WHAT IS NEEDED |
Output the records exactly as they appear, with no pictures included.

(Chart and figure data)
########
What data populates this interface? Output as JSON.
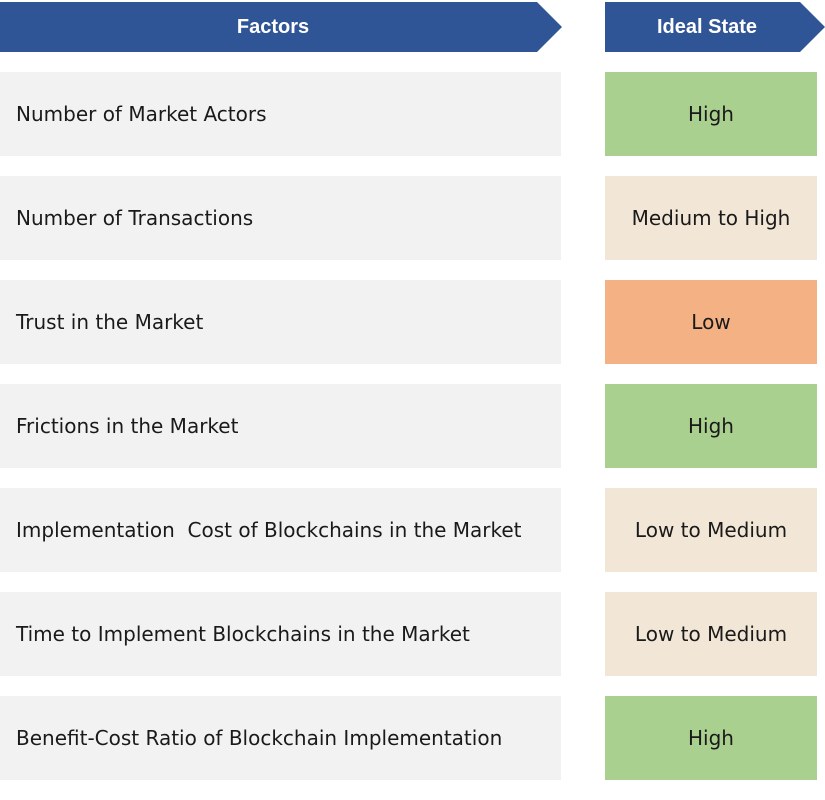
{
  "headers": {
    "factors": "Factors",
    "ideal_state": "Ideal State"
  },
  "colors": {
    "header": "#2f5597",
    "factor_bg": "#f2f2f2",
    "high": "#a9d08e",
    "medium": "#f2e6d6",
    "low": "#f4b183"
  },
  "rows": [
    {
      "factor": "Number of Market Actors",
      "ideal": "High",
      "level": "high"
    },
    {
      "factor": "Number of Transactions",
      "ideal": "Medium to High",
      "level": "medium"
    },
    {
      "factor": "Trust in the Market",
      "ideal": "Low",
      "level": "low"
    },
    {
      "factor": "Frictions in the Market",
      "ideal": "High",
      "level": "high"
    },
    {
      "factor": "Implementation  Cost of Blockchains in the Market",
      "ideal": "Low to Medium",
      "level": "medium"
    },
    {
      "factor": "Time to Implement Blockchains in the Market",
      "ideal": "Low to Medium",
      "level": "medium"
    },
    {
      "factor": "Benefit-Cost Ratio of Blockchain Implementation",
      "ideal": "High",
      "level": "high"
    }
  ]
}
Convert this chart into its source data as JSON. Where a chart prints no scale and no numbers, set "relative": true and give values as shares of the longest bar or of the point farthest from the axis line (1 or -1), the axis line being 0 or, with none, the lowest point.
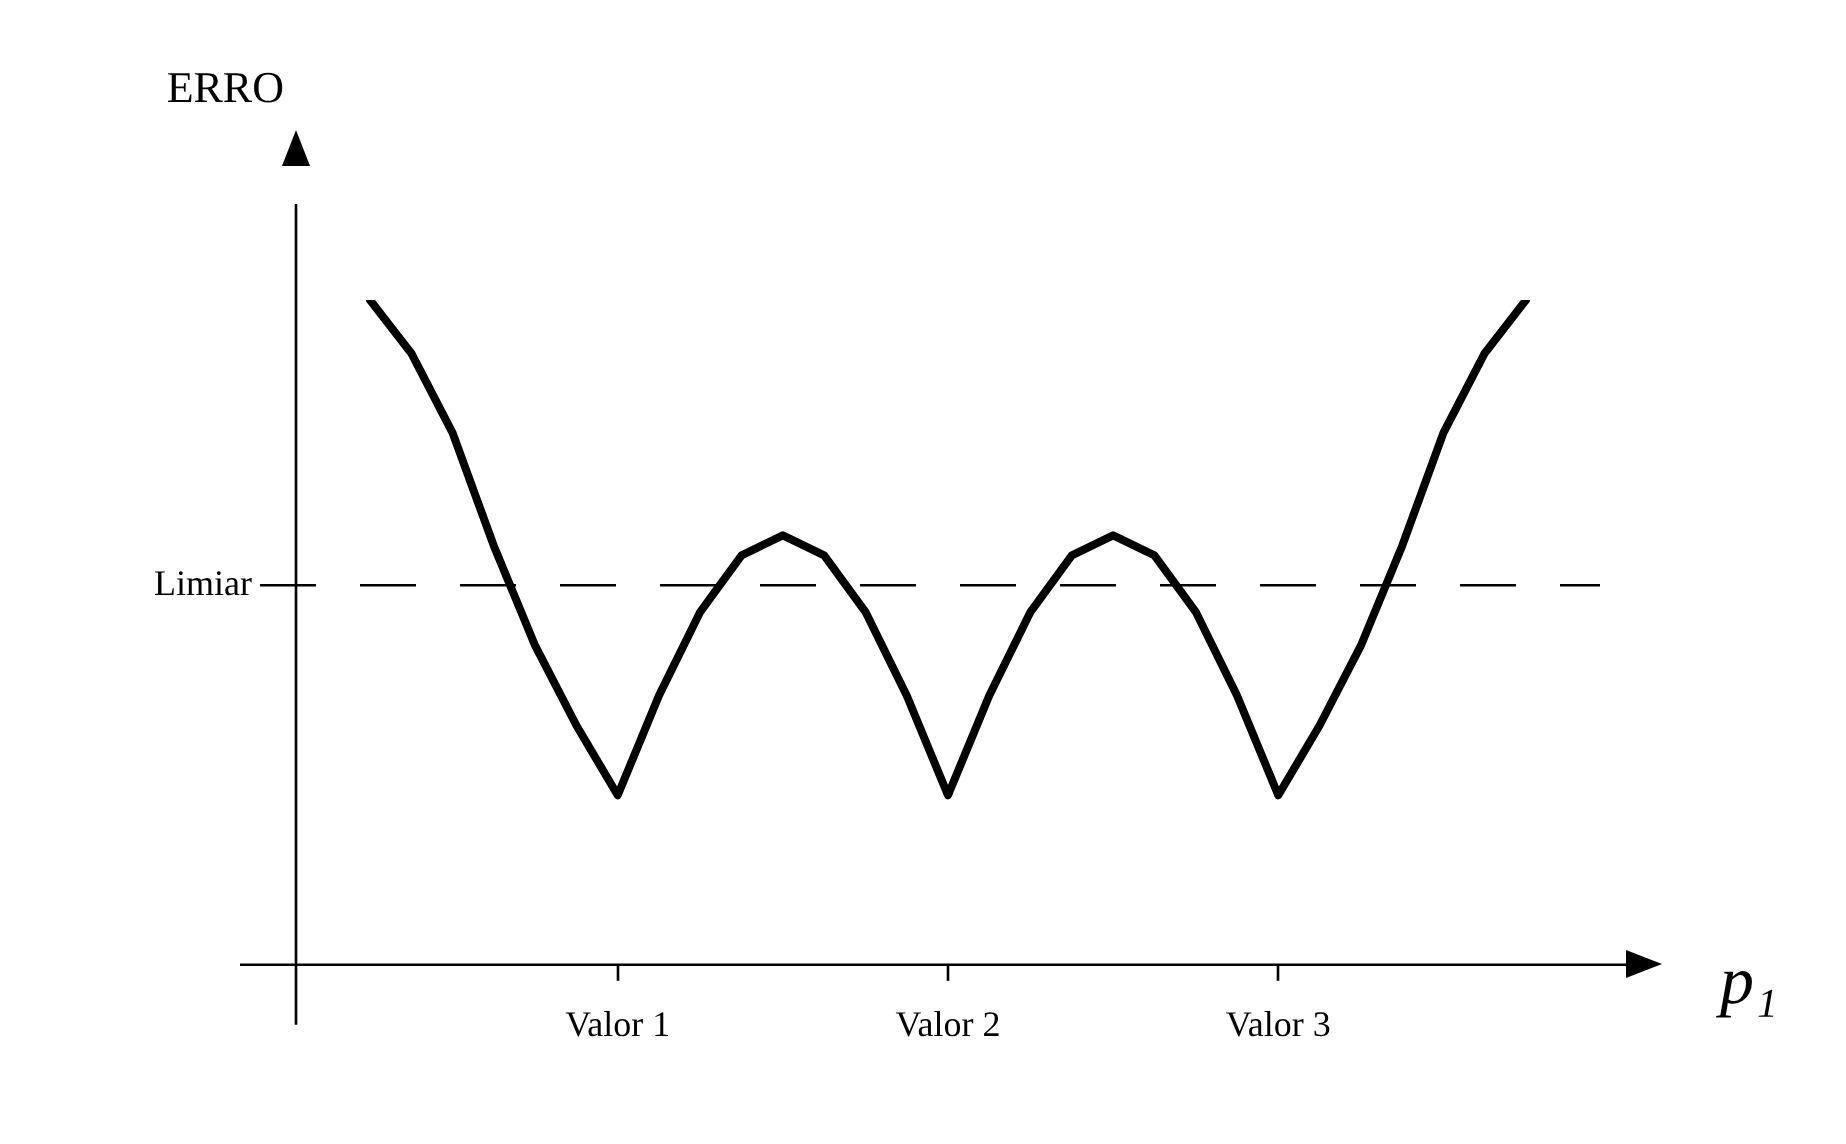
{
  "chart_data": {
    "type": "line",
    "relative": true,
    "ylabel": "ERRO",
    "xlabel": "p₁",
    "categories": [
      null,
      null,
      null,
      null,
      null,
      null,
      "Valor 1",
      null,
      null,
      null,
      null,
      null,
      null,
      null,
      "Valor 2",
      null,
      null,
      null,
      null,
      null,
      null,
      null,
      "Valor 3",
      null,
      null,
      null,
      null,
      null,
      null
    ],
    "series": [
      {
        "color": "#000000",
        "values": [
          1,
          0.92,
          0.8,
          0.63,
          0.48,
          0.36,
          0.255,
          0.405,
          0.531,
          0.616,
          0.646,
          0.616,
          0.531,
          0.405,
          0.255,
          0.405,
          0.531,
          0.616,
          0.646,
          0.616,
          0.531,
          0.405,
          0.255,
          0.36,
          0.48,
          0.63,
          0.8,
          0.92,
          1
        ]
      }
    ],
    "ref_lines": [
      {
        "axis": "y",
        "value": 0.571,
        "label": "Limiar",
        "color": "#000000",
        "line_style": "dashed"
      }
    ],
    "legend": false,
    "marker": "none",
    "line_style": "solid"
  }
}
########
ANSWER |
What data populates this interface? Output as JSON.
{
  "headers": {
    "factors": "Factors",
    "ideal_state": "Ideal State"
  },
  "colors": {
    "header": "#2f5597",
    "factor_bg": "#f2f2f2",
    "high": "#a9d08e",
    "medium": "#f2e6d6",
    "low": "#f4b183"
  },
  "rows": [
    {
      "factor": "Number of Market Actors",
      "ideal": "High",
      "level": "high"
    },
    {
      "factor": "Number of Transactions",
      "ideal": "Medium to High",
      "level": "medium"
    },
    {
      "factor": "Trust in the Market",
      "ideal": "Low",
      "level": "low"
    },
    {
      "factor": "Frictions in the Market",
      "ideal": "High",
      "level": "high"
    },
    {
      "factor": "Implementation  Cost of Blockchains in the Market",
      "ideal": "Low to Medium",
      "level": "medium"
    },
    {
      "factor": "Time to Implement Blockchains in the Market",
      "ideal": "Low to Medium",
      "level": "medium"
    },
    {
      "factor": "Benefit-Cost Ratio of Blockchain Implementation",
      "ideal": "High",
      "level": "high"
    }
  ]
}
Convert this chart into its source data as JSON. Where a chart prints no scale and no numbers, set "relative": true and give values as shares of the longest bar or of the point farthest from the axis line (1 or -1), the axis line being 0 or, with none, the lowest point.
{
  "chart_data": {
    "type": "line",
    "relative": true,
    "ylabel": "ERRO",
    "xlabel": "p₁",
    "categories": [
      null,
      null,
      null,
      null,
      null,
      null,
      "Valor 1",
      null,
      null,
      null,
      null,
      null,
      null,
      null,
      "Valor 2",
      null,
      null,
      null,
      null,
      null,
      null,
      null,
      "Valor 3",
      null,
      null,
      null,
      null,
      null,
      null
    ],
    "series": [
      {
        "color": "#000000",
        "values": [
          1,
          0.92,
          0.8,
          0.63,
          0.48,
          0.36,
          0.255,
          0.405,
          0.531,
          0.616,
          0.646,
          0.616,
          0.531,
          0.405,
          0.255,
          0.405,
          0.531,
          0.616,
          0.646,
          0.616,
          0.531,
          0.405,
          0.255,
          0.36,
          0.48,
          0.63,
          0.8,
          0.92,
          1
        ]
      }
    ],
    "ref_lines": [
      {
        "axis": "y",
        "value": 0.571,
        "label": "Limiar",
        "color": "#000000",
        "line_style": "dashed"
      }
    ],
    "legend": false,
    "marker": "none",
    "line_style": "solid"
  }
}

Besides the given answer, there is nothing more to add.